**What to produce**
Retype the material that follows, keeping every word as it is.

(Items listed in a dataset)
----------

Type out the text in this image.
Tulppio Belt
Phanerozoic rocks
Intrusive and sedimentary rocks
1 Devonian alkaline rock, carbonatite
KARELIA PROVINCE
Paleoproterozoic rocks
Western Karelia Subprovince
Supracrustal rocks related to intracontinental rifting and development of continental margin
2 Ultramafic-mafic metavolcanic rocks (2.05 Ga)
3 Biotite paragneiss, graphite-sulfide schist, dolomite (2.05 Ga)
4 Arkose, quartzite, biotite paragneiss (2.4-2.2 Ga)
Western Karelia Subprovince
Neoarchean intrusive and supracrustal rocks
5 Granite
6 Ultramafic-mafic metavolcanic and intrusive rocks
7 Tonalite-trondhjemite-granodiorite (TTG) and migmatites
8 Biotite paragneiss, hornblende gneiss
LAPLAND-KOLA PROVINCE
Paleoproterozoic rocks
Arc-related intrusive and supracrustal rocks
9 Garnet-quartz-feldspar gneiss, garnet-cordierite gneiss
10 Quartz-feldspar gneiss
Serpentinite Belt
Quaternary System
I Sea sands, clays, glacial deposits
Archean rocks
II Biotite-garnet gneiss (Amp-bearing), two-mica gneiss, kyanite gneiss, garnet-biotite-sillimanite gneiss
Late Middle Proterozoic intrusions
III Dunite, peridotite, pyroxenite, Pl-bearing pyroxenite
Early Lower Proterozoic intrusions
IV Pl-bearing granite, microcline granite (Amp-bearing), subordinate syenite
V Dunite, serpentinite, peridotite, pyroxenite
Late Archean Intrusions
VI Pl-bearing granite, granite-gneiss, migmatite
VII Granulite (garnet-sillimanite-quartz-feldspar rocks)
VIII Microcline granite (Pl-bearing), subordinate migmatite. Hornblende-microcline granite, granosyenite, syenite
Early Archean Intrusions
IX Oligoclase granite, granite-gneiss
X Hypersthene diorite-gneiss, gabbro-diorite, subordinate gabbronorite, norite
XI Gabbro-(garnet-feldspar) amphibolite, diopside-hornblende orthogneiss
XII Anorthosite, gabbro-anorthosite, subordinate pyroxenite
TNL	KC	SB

----------

**Solved exercise**
Type out the text in this image.
Tulppio Belt
Phanerozoic rocks
Intrusive and sedimentary rocks
1 Devonian alkaline rock, carbonatite
KARELIA PROVINCE
Paleoproterozoic rocks
Western Karelia Subprovince
Supracrustal rocks related to intracontinental rifting and development of continental margin
2 Ultramafic-mafic metavolcanic rocks (2.05 Ga)
3 Biotite paragneiss, graphite-sulfide schist, dolomite (2.05 Ga)
4 Arkose, quartzite, biotite paragneiss (2.4-2.2 Ga)
Western Karelia Subprovince
Neoarchean intrusive and supracrustal rocks
5 Granite
6 Ultramafic-mafic metavolcanic and intrusive rocks
7 Tonalite-trondhjemite-granodiorite (TTG) and migmatites
8 Biotite paragneiss, hornblende gneiss
LAPLAND-KOLA PROVINCE
Paleoproterozoic rocks
Arc-related intrusive and supracrustal rocks
9 Garnet-quartz-feldspar gneiss, garnet-cordierite gneiss
10 Quartz-feldspar gneiss
Serpentinite Belt
Quaternary System
I Sea sands, clays, glacial deposits
Archean rocks
II Biotite-garnet gneiss (Amp-bearing), two-mica gneiss, kyanite gneiss, garnet-biotite-sillimanite gneiss
Late Middle Proterozoic intrusions
III Dunite, peridotite, pyroxenite, Pl-bearing pyroxenite
Early Lower Proterozoic intrusions
IV Pl-bearing granite, microcline granite (Amp-bearing), subordinate syenite
V Dunite, serpentinite, peridotite, pyroxenite
Late Archean Intrusions
VI Pl-bearing granite, granite-gneiss, migmatite
VII Granulite (garnet-sillimanite-quartz-feldspar rocks)
VIII Microcline granite (Pl-bearing), subordinate migmatite. Hornblende-microcline granite, granosyenite, syenite
Early Archean Intrusions
IX Oligoclase granite, granite-gneiss
X Hypersthene diorite-gneiss, gabbro-diorite, subordinate gabbronorite, norite
XI Gabbro-(garnet-feldspar) amphibolite, diopside-hornblende orthogneiss
XII Anorthosite, gabbro-anorthosite, subordinate pyroxenite
TNL	KC	SB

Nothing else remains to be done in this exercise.